##### Extracted information
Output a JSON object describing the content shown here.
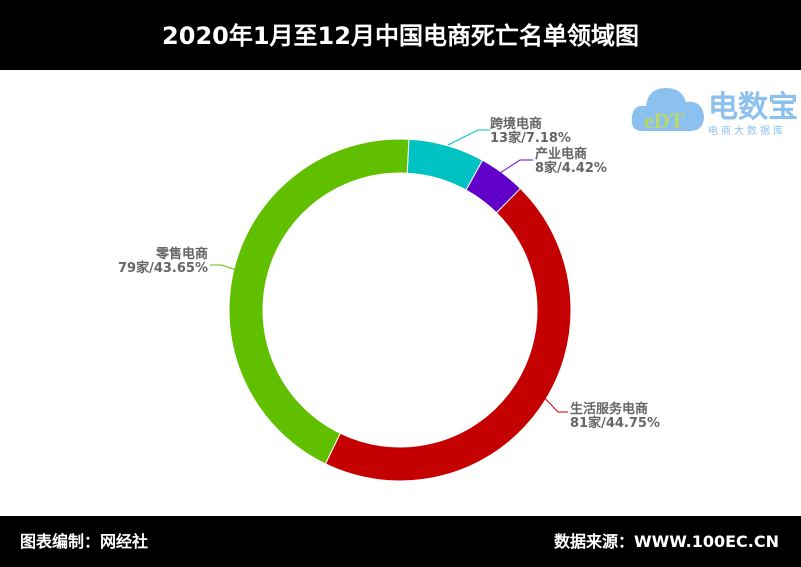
{
  "header": {
    "title": "2020年1月至12月中国电商死亡名单领域图"
  },
  "footer": {
    "left": "图表编制：网经社",
    "right": "数据来源：WWW.100EC.CN"
  },
  "logo": {
    "name": "电数宝",
    "subtitle": "电商大数据库",
    "mark": "eDT"
  },
  "chart_data": {
    "type": "pie",
    "title": "2020年1月至12月中国电商死亡名单领域图",
    "donut": true,
    "slices": [
      {
        "name": "跨境电商",
        "count": 13,
        "label": "13家/7.18%",
        "percent": 7.18,
        "color": "#00c2c2"
      },
      {
        "name": "产业电商",
        "count": 8,
        "label": "8家/4.42%",
        "percent": 4.42,
        "color": "#6000c8"
      },
      {
        "name": "生活服务电商",
        "count": 81,
        "label": "81家/44.75%",
        "percent": 44.75,
        "color": "#c40000"
      },
      {
        "name": "零售电商",
        "count": 79,
        "label": "79家/43.65%",
        "percent": 43.65,
        "color": "#60c000"
      }
    ]
  }
}
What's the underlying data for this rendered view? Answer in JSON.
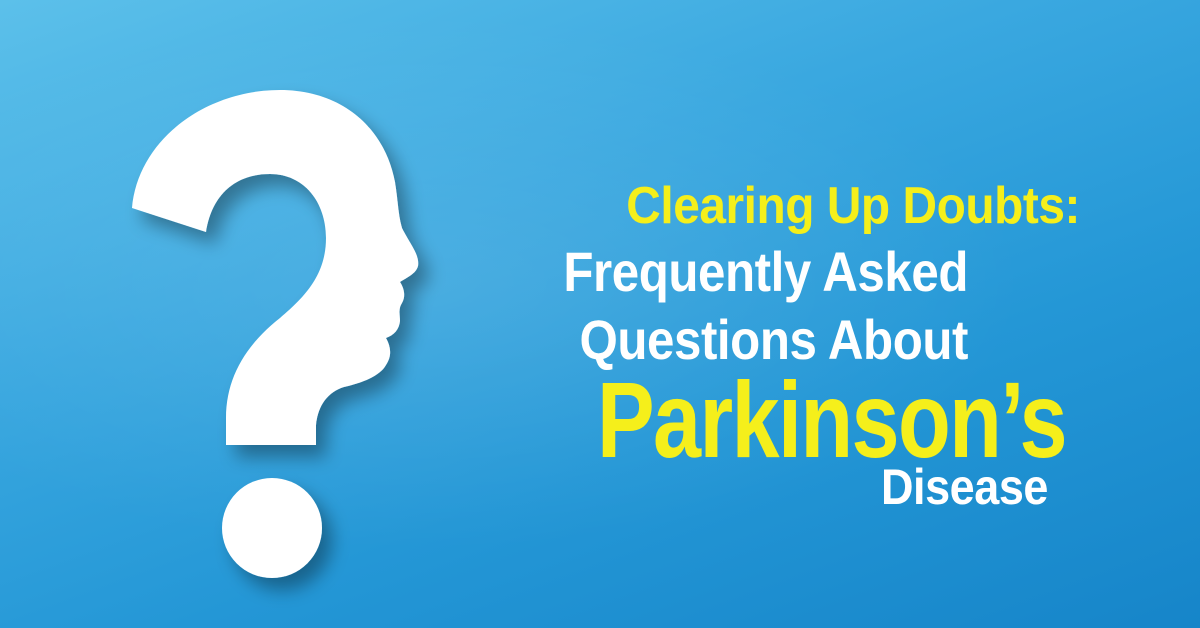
{
  "banner": {
    "background_colors": [
      "#5cc0ea",
      "#2497d6",
      "#1685c9"
    ],
    "text_colors": {
      "accent": "#f5ef1b",
      "primary": "#ffffff"
    },
    "graphic": "question-mark-head-silhouette-icon",
    "headline": {
      "line1": "Clearing Up Doubts:",
      "line2": "Frequently Asked",
      "line3": "Questions About",
      "line4": "Parkinson’s",
      "line5": "Disease"
    }
  }
}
##########
→ Description of the task:
Where a line of the records above holds the word "name", copy that line.

→ Complete answer:
    "name": "电数宝",
        "name": "跨境电商",
        "name": "产业电商",
        "name": "生活服务电商",
        "name": "零售电商",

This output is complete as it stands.